• Given entries:

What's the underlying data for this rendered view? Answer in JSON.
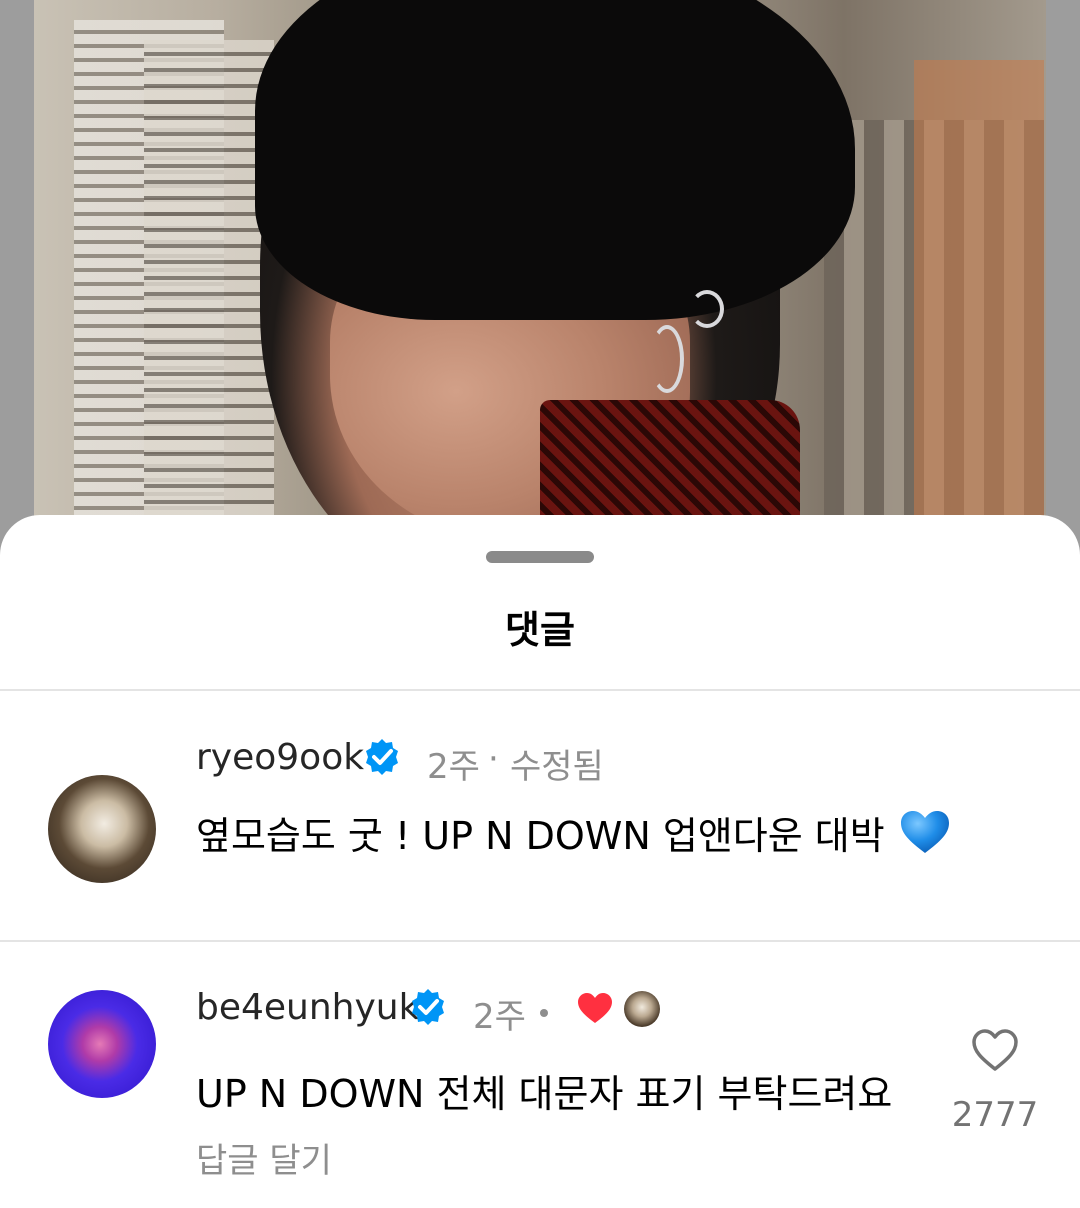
{
  "sheet": {
    "title": "댓글"
  },
  "comments": [
    {
      "username": "ryeo9ook",
      "verified": true,
      "time": "2주",
      "separator": "·",
      "edited": "수정됨",
      "text": "옆모습도 굿 ! UP N DOWN 업앤다운 대박",
      "emoji": "blue-heart"
    },
    {
      "username": "be4eunhyuk",
      "verified": true,
      "time": "2주",
      "creator_liked": true,
      "text": "UP N DOWN 전체 대문자 표기 부탁드려요",
      "reply_label": "답글 달기",
      "like_count": "2777"
    }
  ],
  "colors": {
    "verified_blue": "#0095f6",
    "heart_red": "#ff3040",
    "text_primary": "#000000",
    "text_secondary": "#8e8e8e"
  }
}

• Exercise brief: Transcribe all of the entries word for word, but skip any pictures they contain.

• Exercise solution:
What's the underlying data for this rendered view? Answer in JSON.
{
  "sheet": {
    "title": "댓글"
  },
  "comments": [
    {
      "username": "ryeo9ook",
      "verified": true,
      "time": "2주",
      "separator": "·",
      "edited": "수정됨",
      "text": "옆모습도 굿 ! UP N DOWN 업앤다운 대박",
      "emoji": "blue-heart"
    },
    {
      "username": "be4eunhyuk",
      "verified": true,
      "time": "2주",
      "creator_liked": true,
      "text": "UP N DOWN 전체 대문자 표기 부탁드려요",
      "reply_label": "답글 달기",
      "like_count": "2777"
    }
  ],
  "colors": {
    "verified_blue": "#0095f6",
    "heart_red": "#ff3040",
    "text_primary": "#000000",
    "text_secondary": "#8e8e8e"
  }
}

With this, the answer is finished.